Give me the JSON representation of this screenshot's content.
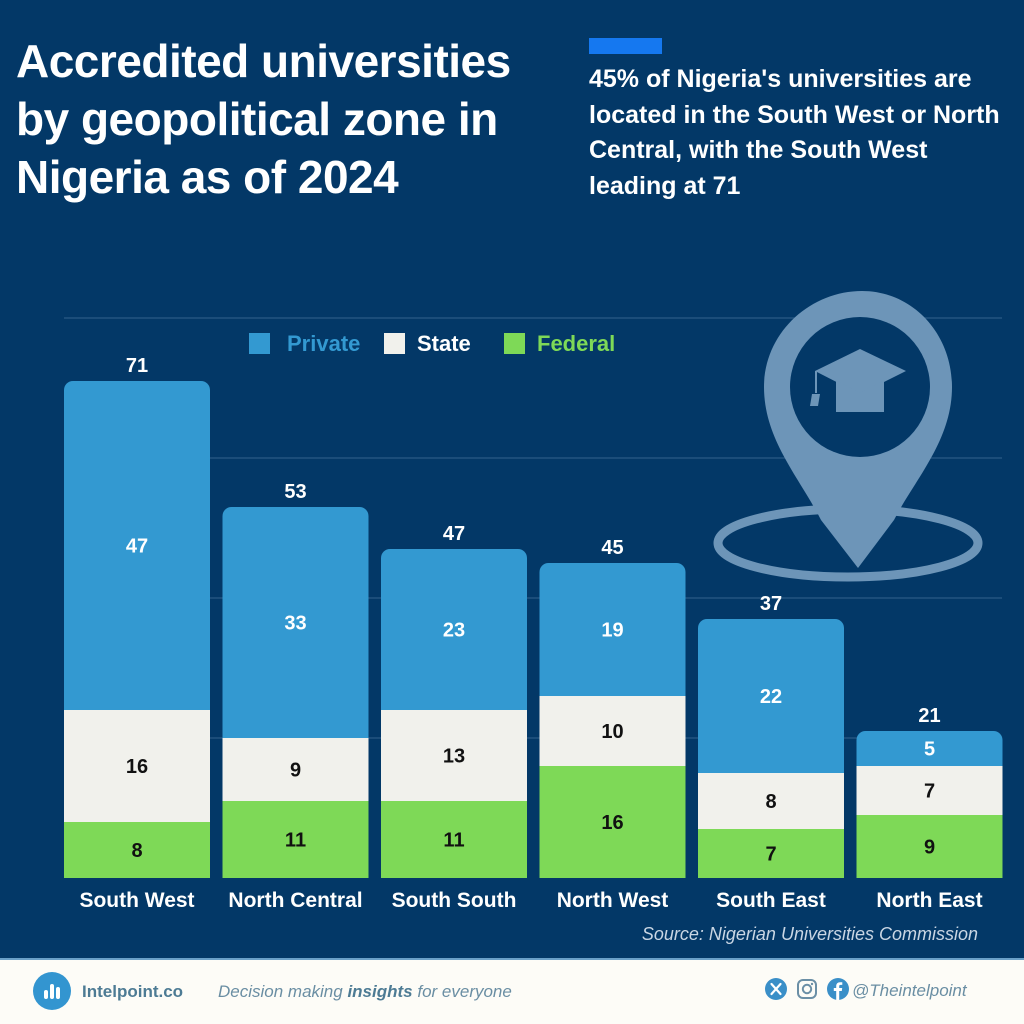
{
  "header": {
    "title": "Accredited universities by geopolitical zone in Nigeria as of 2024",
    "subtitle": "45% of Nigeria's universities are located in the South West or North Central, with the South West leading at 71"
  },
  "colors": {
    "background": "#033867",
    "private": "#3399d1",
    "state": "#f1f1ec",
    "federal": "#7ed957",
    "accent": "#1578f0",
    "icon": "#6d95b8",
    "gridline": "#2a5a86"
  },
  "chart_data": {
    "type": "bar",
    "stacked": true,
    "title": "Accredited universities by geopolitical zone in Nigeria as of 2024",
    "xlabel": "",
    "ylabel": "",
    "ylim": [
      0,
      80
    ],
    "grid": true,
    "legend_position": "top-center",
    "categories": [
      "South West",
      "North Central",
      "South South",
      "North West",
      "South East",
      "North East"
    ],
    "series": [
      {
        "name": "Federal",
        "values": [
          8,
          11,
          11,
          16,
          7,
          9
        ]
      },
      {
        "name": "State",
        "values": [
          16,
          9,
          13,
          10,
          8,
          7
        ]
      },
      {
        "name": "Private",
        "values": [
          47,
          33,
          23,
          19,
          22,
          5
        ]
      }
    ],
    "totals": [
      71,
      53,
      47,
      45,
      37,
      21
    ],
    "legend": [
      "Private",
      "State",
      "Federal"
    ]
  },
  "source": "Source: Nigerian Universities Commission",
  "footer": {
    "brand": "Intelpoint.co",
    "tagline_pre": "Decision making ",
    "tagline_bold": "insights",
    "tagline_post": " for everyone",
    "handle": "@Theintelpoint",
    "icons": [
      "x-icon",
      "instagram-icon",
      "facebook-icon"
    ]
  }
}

# # # # #

__TO DO__
Return the listing above unchanged, apart from dropping its pictures.

__TASK OUTPUT__
Give me the JSON representation of this screenshot's content.
{
  "header": {
    "title": "Accredited universities by geopolitical zone in Nigeria as of 2024",
    "subtitle": "45% of Nigeria's universities are located in the South West or North Central, with the South West leading at 71"
  },
  "colors": {
    "background": "#033867",
    "private": "#3399d1",
    "state": "#f1f1ec",
    "federal": "#7ed957",
    "accent": "#1578f0",
    "icon": "#6d95b8",
    "gridline": "#2a5a86"
  },
  "chart_data": {
    "type": "bar",
    "stacked": true,
    "title": "Accredited universities by geopolitical zone in Nigeria as of 2024",
    "xlabel": "",
    "ylabel": "",
    "ylim": [
      0,
      80
    ],
    "grid": true,
    "legend_position": "top-center",
    "categories": [
      "South West",
      "North Central",
      "South South",
      "North West",
      "South East",
      "North East"
    ],
    "series": [
      {
        "name": "Federal",
        "values": [
          8,
          11,
          11,
          16,
          7,
          9
        ]
      },
      {
        "name": "State",
        "values": [
          16,
          9,
          13,
          10,
          8,
          7
        ]
      },
      {
        "name": "Private",
        "values": [
          47,
          33,
          23,
          19,
          22,
          5
        ]
      }
    ],
    "totals": [
      71,
      53,
      47,
      45,
      37,
      21
    ],
    "legend": [
      "Private",
      "State",
      "Federal"
    ]
  },
  "source": "Source: Nigerian Universities Commission",
  "footer": {
    "brand": "Intelpoint.co",
    "tagline_pre": "Decision making ",
    "tagline_bold": "insights",
    "tagline_post": " for everyone",
    "handle": "@Theintelpoint",
    "icons": [
      "x-icon",
      "instagram-icon",
      "facebook-icon"
    ]
  }
}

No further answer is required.